**Task goal:**
Locate each line with the string "Inflation" in the listing below and copy it.

— Begin —

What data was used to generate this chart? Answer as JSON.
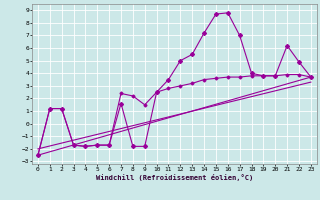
{
  "title": "",
  "xlabel": "Windchill (Refroidissement éolien,°C)",
  "bg_color": "#cce8e8",
  "grid_color": "#ffffff",
  "line_color": "#990099",
  "xlim": [
    -0.5,
    23.5
  ],
  "ylim": [
    -3.2,
    9.5
  ],
  "xticks": [
    0,
    1,
    2,
    3,
    4,
    5,
    6,
    7,
    8,
    9,
    10,
    11,
    12,
    13,
    14,
    15,
    16,
    17,
    18,
    19,
    20,
    21,
    22,
    23
  ],
  "yticks": [
    -3,
    -2,
    -1,
    0,
    1,
    2,
    3,
    4,
    5,
    6,
    7,
    8,
    9
  ],
  "line1_x": [
    0,
    1,
    2,
    3,
    4,
    5,
    6,
    7,
    8,
    9,
    10,
    11,
    12,
    13,
    14,
    15,
    16,
    17,
    18,
    19,
    20,
    21,
    22,
    23
  ],
  "line1_y": [
    -2.5,
    1.2,
    1.2,
    -1.7,
    -1.8,
    -1.7,
    -1.7,
    1.6,
    -1.8,
    -1.8,
    2.5,
    3.5,
    5.0,
    5.5,
    7.2,
    8.7,
    8.8,
    7.0,
    4.0,
    3.8,
    3.8,
    6.2,
    4.9,
    3.7
  ],
  "line2_x": [
    0,
    1,
    2,
    3,
    4,
    5,
    6,
    7,
    8,
    9,
    10,
    11,
    12,
    13,
    14,
    15,
    16,
    17,
    18,
    19,
    20,
    21,
    22,
    23
  ],
  "line2_y": [
    -2.5,
    1.2,
    1.2,
    -1.7,
    -1.8,
    -1.7,
    -1.7,
    2.4,
    2.2,
    1.5,
    2.5,
    2.8,
    3.0,
    3.2,
    3.5,
    3.6,
    3.7,
    3.7,
    3.8,
    3.8,
    3.8,
    3.9,
    3.9,
    3.7
  ],
  "line3_x": [
    0,
    23
  ],
  "line3_y": [
    -2.5,
    3.7
  ],
  "line4_x": [
    0,
    23
  ],
  "line4_y": [
    -2.0,
    3.3
  ],
  "xlabel_fontsize": 5.0,
  "tick_labelsize": 4.5
}
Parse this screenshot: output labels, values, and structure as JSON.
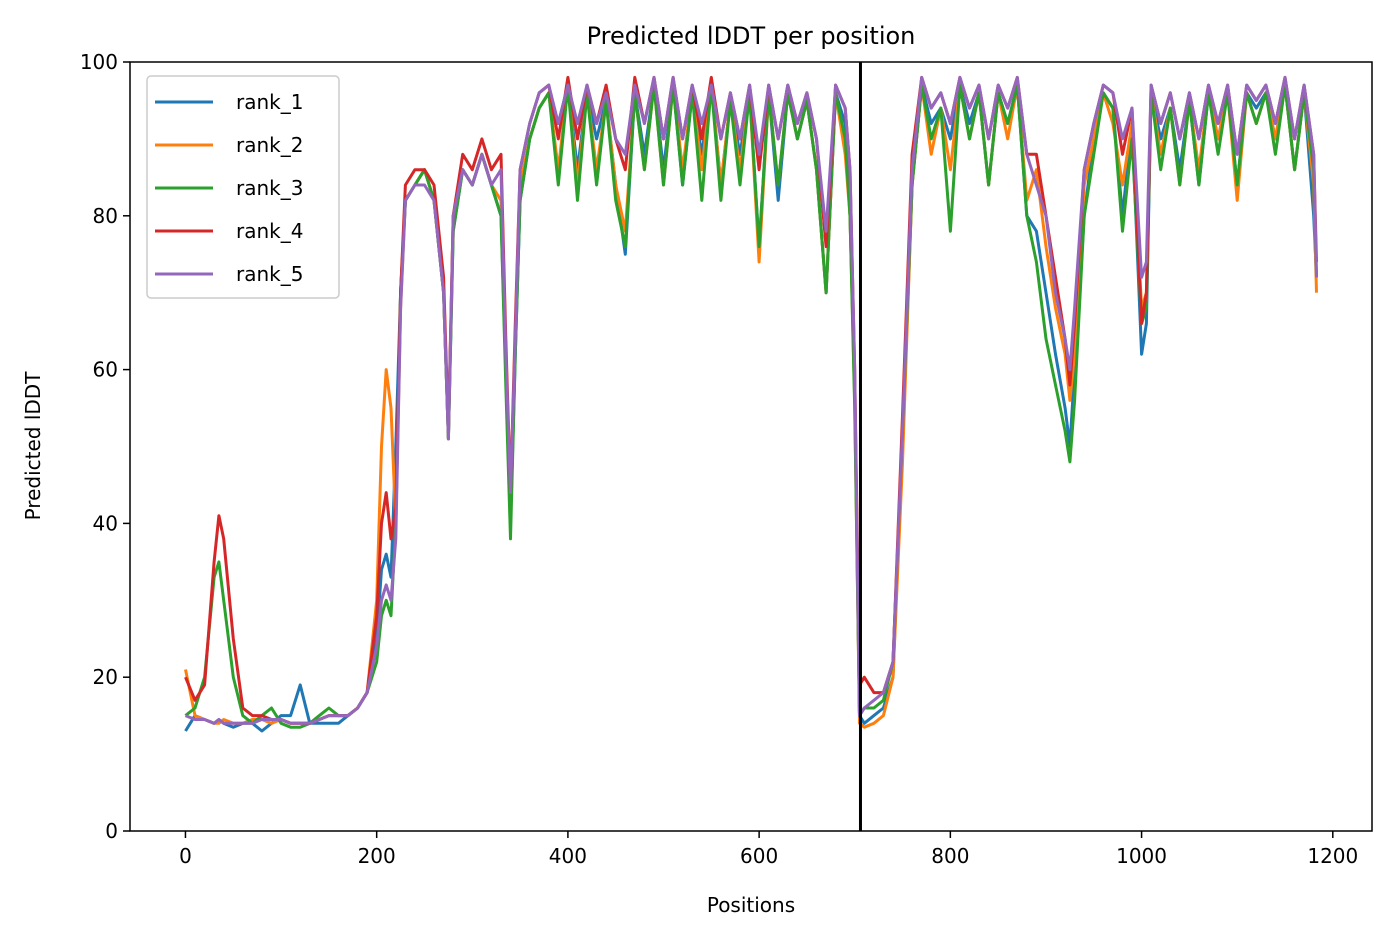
{
  "chart_data": {
    "type": "line",
    "title": "Predicted lDDT per position",
    "xlabel": "Positions",
    "ylabel": "Predicted lDDT",
    "xlim": [
      -58,
      1241
    ],
    "ylim": [
      0,
      100
    ],
    "xticks": [
      0,
      200,
      400,
      600,
      800,
      1000,
      1200
    ],
    "yticks": [
      0,
      20,
      40,
      60,
      80,
      100
    ],
    "grid": false,
    "legend_position": "upper-left",
    "vertical_line": 706,
    "x": [
      0,
      10,
      20,
      30,
      35,
      40,
      50,
      60,
      70,
      80,
      90,
      100,
      110,
      120,
      130,
      140,
      150,
      160,
      170,
      180,
      190,
      200,
      205,
      210,
      215,
      220,
      225,
      230,
      240,
      250,
      260,
      270,
      275,
      280,
      290,
      300,
      310,
      320,
      330,
      335,
      340,
      345,
      350,
      360,
      370,
      380,
      390,
      400,
      410,
      420,
      430,
      440,
      450,
      460,
      470,
      480,
      490,
      500,
      510,
      520,
      530,
      540,
      550,
      560,
      570,
      580,
      590,
      600,
      610,
      620,
      630,
      640,
      650,
      660,
      670,
      680,
      690,
      695,
      700,
      705,
      710,
      720,
      730,
      740,
      750,
      760,
      770,
      780,
      790,
      800,
      810,
      820,
      830,
      840,
      850,
      860,
      870,
      880,
      890,
      900,
      910,
      920,
      925,
      930,
      940,
      950,
      960,
      970,
      980,
      990,
      1000,
      1005,
      1010,
      1020,
      1030,
      1040,
      1050,
      1060,
      1070,
      1080,
      1090,
      1100,
      1110,
      1120,
      1130,
      1140,
      1150,
      1160,
      1170,
      1180,
      1183
    ],
    "series": [
      {
        "name": "rank_1",
        "color": "#1f77b4",
        "values": [
          13,
          15,
          14.5,
          14,
          14.5,
          14,
          13.5,
          14,
          14,
          13,
          14,
          15,
          15,
          19,
          14,
          14,
          14,
          14,
          15,
          16,
          18,
          25,
          34,
          36,
          33,
          50,
          70,
          82,
          84,
          86,
          82,
          70,
          51,
          78,
          86,
          84,
          88,
          84,
          80,
          60,
          40,
          62,
          82,
          90,
          94,
          96,
          92,
          97,
          86,
          96,
          90,
          95,
          84,
          75,
          96,
          88,
          97,
          86,
          97,
          84,
          96,
          88,
          97,
          84,
          95,
          88,
          96,
          76,
          96,
          82,
          96,
          90,
          95,
          86,
          70,
          96,
          92,
          80,
          58,
          15,
          14,
          15,
          16,
          20,
          50,
          84,
          97,
          92,
          94,
          90,
          97,
          92,
          96,
          84,
          96,
          92,
          97,
          80,
          78,
          70,
          62,
          55,
          50,
          60,
          80,
          90,
          96,
          94,
          80,
          92,
          62,
          66,
          96,
          90,
          94,
          86,
          95,
          84,
          96,
          90,
          96,
          84,
          96,
          94,
          96,
          90,
          97,
          86,
          96,
          80,
          72
        ]
      },
      {
        "name": "rank_2",
        "color": "#ff7f0e",
        "values": [
          21,
          15,
          14.5,
          14,
          14,
          14.5,
          14,
          14,
          14.5,
          14.5,
          14,
          14.5,
          14,
          14,
          14,
          14.5,
          15,
          15,
          15,
          16,
          18,
          30,
          50,
          60,
          55,
          40,
          68,
          82,
          84,
          86,
          82,
          70,
          51,
          80,
          86,
          84,
          88,
          84,
          82,
          62,
          42,
          64,
          84,
          90,
          94,
          96,
          86,
          97,
          84,
          96,
          86,
          95,
          84,
          78,
          96,
          86,
          97,
          84,
          97,
          86,
          96,
          86,
          97,
          84,
          95,
          86,
          96,
          74,
          96,
          84,
          96,
          90,
          95,
          86,
          70,
          96,
          88,
          80,
          56,
          14,
          13.5,
          14,
          15,
          20,
          48,
          84,
          97,
          88,
          94,
          86,
          97,
          90,
          96,
          84,
          96,
          90,
          97,
          82,
          86,
          76,
          68,
          62,
          56,
          62,
          84,
          90,
          96,
          92,
          84,
          92,
          68,
          70,
          96,
          88,
          94,
          84,
          95,
          86,
          96,
          90,
          96,
          82,
          96,
          92,
          96,
          90,
          97,
          86,
          96,
          84,
          70
        ]
      },
      {
        "name": "rank_3",
        "color": "#2ca02c",
        "values": [
          15,
          16,
          20,
          33,
          35,
          30,
          20,
          15,
          14,
          15,
          16,
          14,
          13.5,
          13.5,
          14,
          15,
          16,
          15,
          15,
          16,
          18,
          22,
          28,
          30,
          28,
          40,
          70,
          82,
          84,
          86,
          82,
          70,
          51,
          78,
          86,
          84,
          88,
          84,
          80,
          58,
          38,
          62,
          82,
          90,
          94,
          96,
          84,
          97,
          82,
          96,
          84,
          95,
          82,
          76,
          96,
          86,
          97,
          84,
          97,
          84,
          96,
          82,
          97,
          82,
          95,
          84,
          96,
          76,
          96,
          84,
          96,
          90,
          95,
          86,
          70,
          96,
          90,
          80,
          55,
          15,
          16,
          16,
          17,
          22,
          52,
          84,
          97,
          90,
          94,
          78,
          97,
          90,
          96,
          84,
          96,
          92,
          97,
          80,
          74,
          64,
          58,
          52,
          48,
          56,
          80,
          88,
          96,
          94,
          78,
          90,
          66,
          68,
          96,
          86,
          94,
          84,
          95,
          84,
          96,
          88,
          96,
          84,
          96,
          92,
          96,
          88,
          97,
          86,
          96,
          86,
          72
        ]
      },
      {
        "name": "rank_4",
        "color": "#d62728",
        "values": [
          20,
          17,
          19,
          35,
          41,
          38,
          25,
          16,
          15,
          15,
          14.5,
          14.5,
          14,
          14,
          14,
          14.5,
          15,
          15,
          15,
          16,
          18,
          28,
          40,
          44,
          38,
          42,
          70,
          84,
          86,
          86,
          84,
          72,
          52,
          80,
          88,
          86,
          90,
          86,
          88,
          64,
          44,
          66,
          86,
          92,
          96,
          97,
          90,
          98,
          90,
          97,
          92,
          97,
          90,
          86,
          98,
          92,
          98,
          90,
          98,
          90,
          97,
          90,
          98,
          90,
          96,
          90,
          97,
          86,
          97,
          90,
          97,
          92,
          96,
          90,
          76,
          97,
          94,
          86,
          60,
          19,
          20,
          18,
          18,
          22,
          54,
          88,
          98,
          94,
          96,
          92,
          98,
          94,
          97,
          90,
          97,
          94,
          98,
          88,
          88,
          80,
          72,
          64,
          58,
          66,
          86,
          92,
          97,
          96,
          88,
          94,
          66,
          70,
          97,
          92,
          96,
          90,
          96,
          90,
          97,
          92,
          97,
          88,
          97,
          95,
          97,
          92,
          98,
          90,
          97,
          88,
          74
        ]
      },
      {
        "name": "rank_5",
        "color": "#9467bd",
        "values": [
          15,
          14.5,
          14.5,
          14,
          14.5,
          14,
          14,
          14,
          14,
          14.5,
          14.5,
          14.5,
          14,
          14,
          14,
          14.5,
          15,
          15,
          15,
          16,
          18,
          24,
          30,
          32,
          30,
          38,
          68,
          82,
          84,
          84,
          82,
          70,
          51,
          80,
          86,
          84,
          88,
          84,
          86,
          62,
          44,
          64,
          86,
          92,
          96,
          97,
          92,
          97,
          92,
          97,
          92,
          96,
          90,
          88,
          97,
          92,
          98,
          90,
          98,
          90,
          97,
          92,
          97,
          90,
          96,
          90,
          97,
          88,
          97,
          90,
          97,
          92,
          96,
          90,
          78,
          97,
          94,
          86,
          60,
          15,
          16,
          17,
          18,
          22,
          52,
          86,
          98,
          94,
          96,
          92,
          98,
          94,
          97,
          90,
          97,
          94,
          98,
          88,
          84,
          80,
          70,
          64,
          60,
          68,
          86,
          92,
          97,
          96,
          90,
          94,
          72,
          74,
          97,
          92,
          96,
          90,
          96,
          90,
          97,
          92,
          97,
          88,
          97,
          95,
          97,
          92,
          98,
          90,
          97,
          88,
          72
        ]
      }
    ]
  }
}
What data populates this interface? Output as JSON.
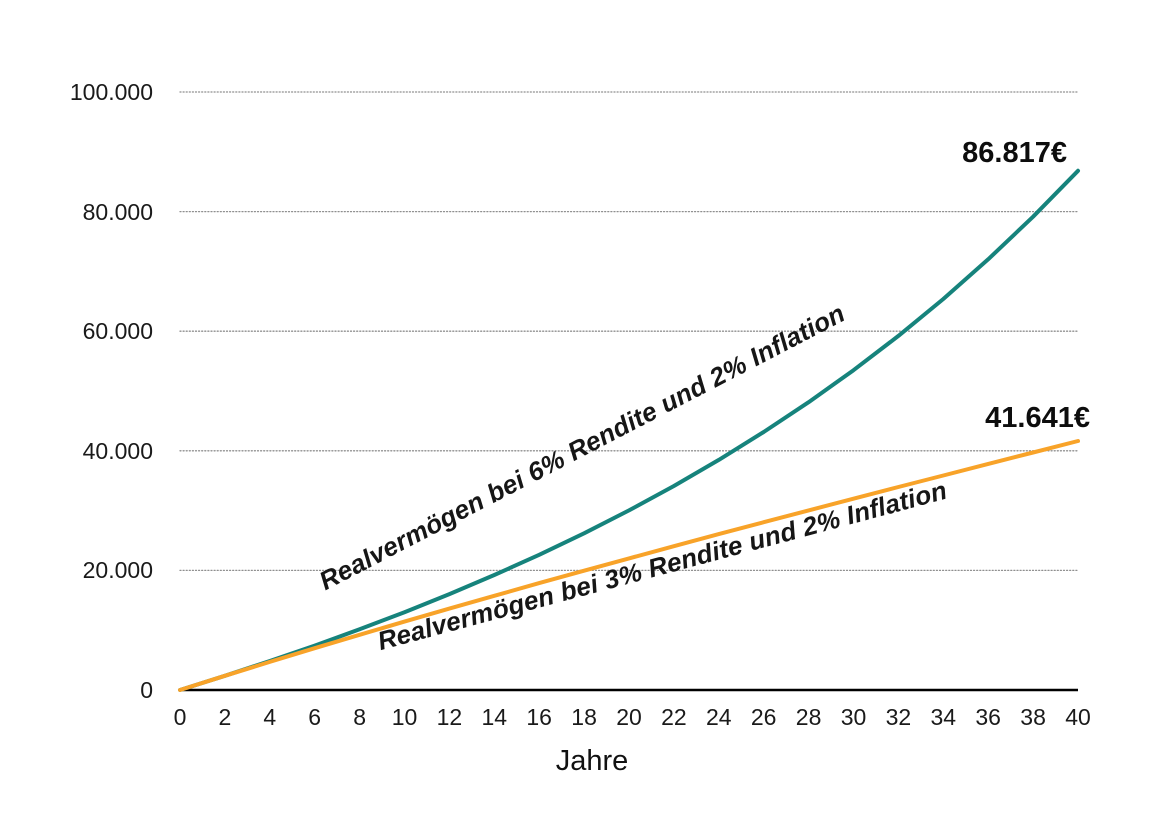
{
  "chart_data": {
    "type": "line",
    "title": "",
    "xlabel": "Jahre",
    "ylabel": "",
    "xlim": [
      0,
      40
    ],
    "ylim": [
      0,
      100000
    ],
    "grid": "horizontal-dotted",
    "legend_position": "inline-rotated-labels",
    "x_ticks": [
      0,
      2,
      4,
      6,
      8,
      10,
      12,
      14,
      16,
      18,
      20,
      22,
      24,
      26,
      28,
      30,
      32,
      34,
      36,
      38,
      40
    ],
    "y_ticks": [
      {
        "label": "100.000",
        "value": 100000
      },
      {
        "label": "80.000",
        "value": 80000
      },
      {
        "label": "60.000",
        "value": 60000
      },
      {
        "label": "40.000",
        "value": 40000
      },
      {
        "label": "20.000",
        "value": 20000
      },
      {
        "label": "0",
        "value": 0
      }
    ],
    "x": [
      0,
      2,
      4,
      6,
      8,
      10,
      12,
      14,
      16,
      18,
      20,
      22,
      24,
      26,
      28,
      30,
      32,
      34,
      36,
      38,
      40
    ],
    "series": [
      {
        "name": "Realvermögen bei 6% Rendite und 2% Inflation",
        "color": "#16837C",
        "end_label": "86.817€",
        "end_value": 86817,
        "values": [
          0,
          2369,
          4842,
          7431,
          10150,
          13011,
          16031,
          19226,
          22613,
          26211,
          30041,
          34122,
          38482,
          43143,
          48133,
          53482,
          59222,
          65387,
          72016,
          79148,
          86817
        ]
      },
      {
        "name": "Realvermögen bei 3% Rendite und 2% Inflation",
        "color": "#F8A329",
        "end_label": "41.641€",
        "end_value": 41641,
        "values": [
          0,
          2374,
          4702,
          6987,
          9234,
          11443,
          13617,
          15759,
          17871,
          19956,
          22015,
          24049,
          26062,
          28056,
          30033,
          31994,
          33942,
          35877,
          37803,
          39721,
          41641
        ]
      }
    ],
    "colors": {
      "grid": "#8f8f8f",
      "axis": "#000000",
      "text": "#1a1a1a"
    }
  }
}
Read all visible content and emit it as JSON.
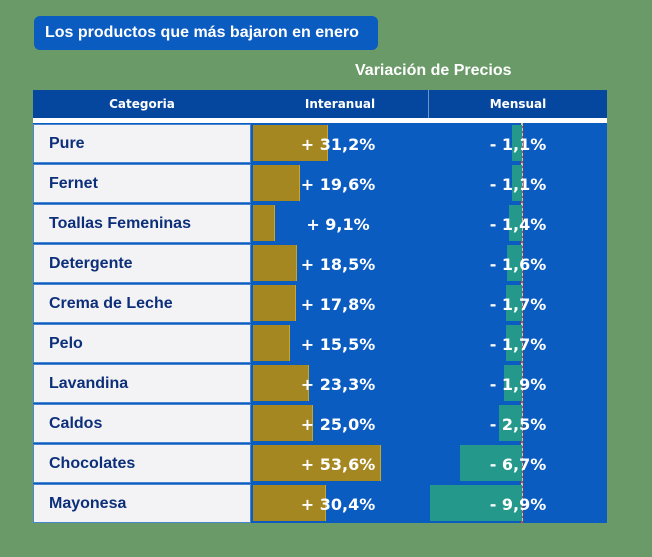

— End —

**Response below:**
        "name": "Realvermögen bei 6% Rendite und 2% Inflation",
        "name": "Realvermögen bei 3% Rendite und 2% Inflation",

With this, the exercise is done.